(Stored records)
┌──

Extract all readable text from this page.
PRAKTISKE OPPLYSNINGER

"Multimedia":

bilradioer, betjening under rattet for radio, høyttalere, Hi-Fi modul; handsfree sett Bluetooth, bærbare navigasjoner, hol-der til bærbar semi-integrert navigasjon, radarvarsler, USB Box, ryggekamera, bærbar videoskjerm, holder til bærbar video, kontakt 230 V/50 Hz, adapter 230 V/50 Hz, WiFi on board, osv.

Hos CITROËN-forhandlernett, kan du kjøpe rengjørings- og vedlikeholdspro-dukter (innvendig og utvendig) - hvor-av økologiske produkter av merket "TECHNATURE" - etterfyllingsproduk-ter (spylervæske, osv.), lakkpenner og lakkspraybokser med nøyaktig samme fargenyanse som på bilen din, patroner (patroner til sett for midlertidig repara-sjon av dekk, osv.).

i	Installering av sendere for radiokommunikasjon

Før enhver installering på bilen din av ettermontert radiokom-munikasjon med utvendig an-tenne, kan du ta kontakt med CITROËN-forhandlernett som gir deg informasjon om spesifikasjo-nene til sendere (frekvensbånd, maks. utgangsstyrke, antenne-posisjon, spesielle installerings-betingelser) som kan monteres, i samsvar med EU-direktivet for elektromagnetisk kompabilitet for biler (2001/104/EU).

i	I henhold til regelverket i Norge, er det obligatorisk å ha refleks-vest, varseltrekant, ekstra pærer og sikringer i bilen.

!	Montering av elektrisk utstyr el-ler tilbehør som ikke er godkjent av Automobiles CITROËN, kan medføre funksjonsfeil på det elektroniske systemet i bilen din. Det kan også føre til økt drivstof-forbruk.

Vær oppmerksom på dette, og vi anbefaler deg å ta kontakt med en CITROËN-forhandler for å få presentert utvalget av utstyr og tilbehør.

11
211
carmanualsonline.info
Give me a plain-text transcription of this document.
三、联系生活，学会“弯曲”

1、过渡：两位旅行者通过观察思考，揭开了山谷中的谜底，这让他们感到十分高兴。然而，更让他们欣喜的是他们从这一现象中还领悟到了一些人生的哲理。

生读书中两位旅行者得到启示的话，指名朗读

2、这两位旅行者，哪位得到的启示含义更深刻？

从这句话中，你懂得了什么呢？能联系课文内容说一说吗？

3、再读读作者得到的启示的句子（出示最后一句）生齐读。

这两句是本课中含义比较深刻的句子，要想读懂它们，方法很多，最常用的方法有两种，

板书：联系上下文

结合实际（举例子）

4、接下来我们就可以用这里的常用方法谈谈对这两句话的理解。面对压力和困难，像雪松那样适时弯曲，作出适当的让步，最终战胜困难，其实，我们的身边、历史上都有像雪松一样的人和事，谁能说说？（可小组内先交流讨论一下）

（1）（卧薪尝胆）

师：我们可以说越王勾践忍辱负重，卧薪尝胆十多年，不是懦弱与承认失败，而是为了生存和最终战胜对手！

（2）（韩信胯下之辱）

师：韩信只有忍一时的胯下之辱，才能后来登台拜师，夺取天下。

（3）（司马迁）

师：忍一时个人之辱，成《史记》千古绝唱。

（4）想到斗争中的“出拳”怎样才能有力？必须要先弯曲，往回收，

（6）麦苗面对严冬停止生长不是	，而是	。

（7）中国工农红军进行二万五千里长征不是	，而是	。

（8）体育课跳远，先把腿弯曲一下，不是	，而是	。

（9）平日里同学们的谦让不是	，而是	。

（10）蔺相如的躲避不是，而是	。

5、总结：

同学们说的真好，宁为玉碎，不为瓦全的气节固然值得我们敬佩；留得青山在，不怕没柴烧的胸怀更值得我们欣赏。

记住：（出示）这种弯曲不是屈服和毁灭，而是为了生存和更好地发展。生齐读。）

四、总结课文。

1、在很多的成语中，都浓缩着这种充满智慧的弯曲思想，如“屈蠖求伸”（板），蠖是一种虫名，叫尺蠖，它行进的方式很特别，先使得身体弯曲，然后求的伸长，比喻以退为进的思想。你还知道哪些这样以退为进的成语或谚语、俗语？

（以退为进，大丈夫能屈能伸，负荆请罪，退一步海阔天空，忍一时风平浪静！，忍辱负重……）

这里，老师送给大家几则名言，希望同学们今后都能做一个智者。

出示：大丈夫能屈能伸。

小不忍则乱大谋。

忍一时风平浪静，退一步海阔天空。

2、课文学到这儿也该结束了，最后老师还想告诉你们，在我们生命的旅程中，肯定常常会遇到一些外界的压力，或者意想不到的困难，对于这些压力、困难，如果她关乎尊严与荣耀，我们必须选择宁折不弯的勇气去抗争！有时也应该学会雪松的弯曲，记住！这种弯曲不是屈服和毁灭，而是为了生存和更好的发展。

└──

**What you should do**
Each line of the listing above should be output exactly.

**Result of the task**
Extract all readable text from this page.
PRAKTISKE OPPLYSNINGER

"Multimedia":

bilradioer, betjening under rattet for radio, høyttalere, Hi-Fi modul; handsfree sett Bluetooth, bærbare navigasjoner, hol-der til bærbar semi-integrert navigasjon, radarvarsler, USB Box, ryggekamera, bærbar videoskjerm, holder til bærbar video, kontakt 230 V/50 Hz, adapter 230 V/50 Hz, WiFi on board, osv.

Hos CITROËN-forhandlernett, kan du kjøpe rengjørings- og vedlikeholdspro-dukter (innvendig og utvendig) - hvor-av økologiske produkter av merket "TECHNATURE" - etterfyllingsproduk-ter (spylervæske, osv.), lakkpenner og lakkspraybokser med nøyaktig samme fargenyanse som på bilen din, patroner (patroner til sett for midlertidig repara-sjon av dekk, osv.).

i	Installering av sendere for radiokommunikasjon

Før enhver installering på bilen din av ettermontert radiokom-munikasjon med utvendig an-tenne, kan du ta kontakt med CITROËN-forhandlernett som gir deg informasjon om spesifikasjo-nene til sendere (frekvensbånd, maks. utgangsstyrke, antenne-posisjon, spesielle installerings-betingelser) som kan monteres, i samsvar med EU-direktivet for elektromagnetisk kompabilitet for biler (2001/104/EU).

i	I henhold til regelverket i Norge, er det obligatorisk å ha refleks-vest, varseltrekant, ekstra pærer og sikringer i bilen.

!	Montering av elektrisk utstyr el-ler tilbehør som ikke er godkjent av Automobiles CITROËN, kan medføre funksjonsfeil på det elektroniske systemet i bilen din. Det kan også føre til økt drivstof-forbruk.

Vær oppmerksom på dette, og vi anbefaler deg å ta kontakt med en CITROËN-forhandler for å få presentert utvalget av utstyr og tilbehør.

11
211
carmanualsonline.info
Give me a plain-text transcription of this document.
三、联系生活，学会“弯曲”

1、过渡：两位旅行者通过观察思考，揭开了山谷中的谜底，这让他们感到十分高兴。然而，更让他们欣喜的是他们从这一现象中还领悟到了一些人生的哲理。

生读书中两位旅行者得到启示的话，指名朗读

2、这两位旅行者，哪位得到的启示含义更深刻？

从这句话中，你懂得了什么呢？能联系课文内容说一说吗？

3、再读读作者得到的启示的句子（出示最后一句）生齐读。

这两句是本课中含义比较深刻的句子，要想读懂它们，方法很多，最常用的方法有两种，

板书：联系上下文

结合实际（举例子）

4、接下来我们就可以用这里的常用方法谈谈对这两句话的理解。面对压力和困难，像雪松那样适时弯曲，作出适当的让步，最终战胜困难，其实，我们的身边、历史上都有像雪松一样的人和事，谁能说说？（可小组内先交流讨论一下）

（1）（卧薪尝胆）

师：我们可以说越王勾践忍辱负重，卧薪尝胆十多年，不是懦弱与承认失败，而是为了生存和最终战胜对手！

（2）（韩信胯下之辱）

师：韩信只有忍一时的胯下之辱，才能后来登台拜师，夺取天下。

（3）（司马迁）

师：忍一时个人之辱，成《史记》千古绝唱。

（4）想到斗争中的“出拳”怎样才能有力？必须要先弯曲，往回收，

（6）麦苗面对严冬停止生长不是	，而是	。

（7）中国工农红军进行二万五千里长征不是	，而是	。

（8）体育课跳远，先把腿弯曲一下，不是	，而是	。

（9）平日里同学们的谦让不是	，而是	。

（10）蔺相如的躲避不是，而是	。

5、总结：

同学们说的真好，宁为玉碎，不为瓦全的气节固然值得我们敬佩；留得青山在，不怕没柴烧的胸怀更值得我们欣赏。

记住：（出示）这种弯曲不是屈服和毁灭，而是为了生存和更好地发展。生齐读。）

四、总结课文。

1、在很多的成语中，都浓缩着这种充满智慧的弯曲思想，如“屈蠖求伸”（板），蠖是一种虫名，叫尺蠖，它行进的方式很特别，先使得身体弯曲，然后求的伸长，比喻以退为进的思想。你还知道哪些这样以退为进的成语或谚语、俗语？

（以退为进，大丈夫能屈能伸，负荆请罪，退一步海阔天空，忍一时风平浪静！，忍辱负重……）

这里，老师送给大家几则名言，希望同学们今后都能做一个智者。

出示：大丈夫能屈能伸。

小不忍则乱大谋。

忍一时风平浪静，退一步海阔天空。

2、课文学到这儿也该结束了，最后老师还想告诉你们，在我们生命的旅程中，肯定常常会遇到一些外界的压力，或者意想不到的困难，对于这些压力、困难，如果她关乎尊严与荣耀，我们必须选择宁折不弯的勇气去抗争！有时也应该学会雪松的弯曲，记住！这种弯曲不是屈服和毁灭，而是为了生存和更好的发展。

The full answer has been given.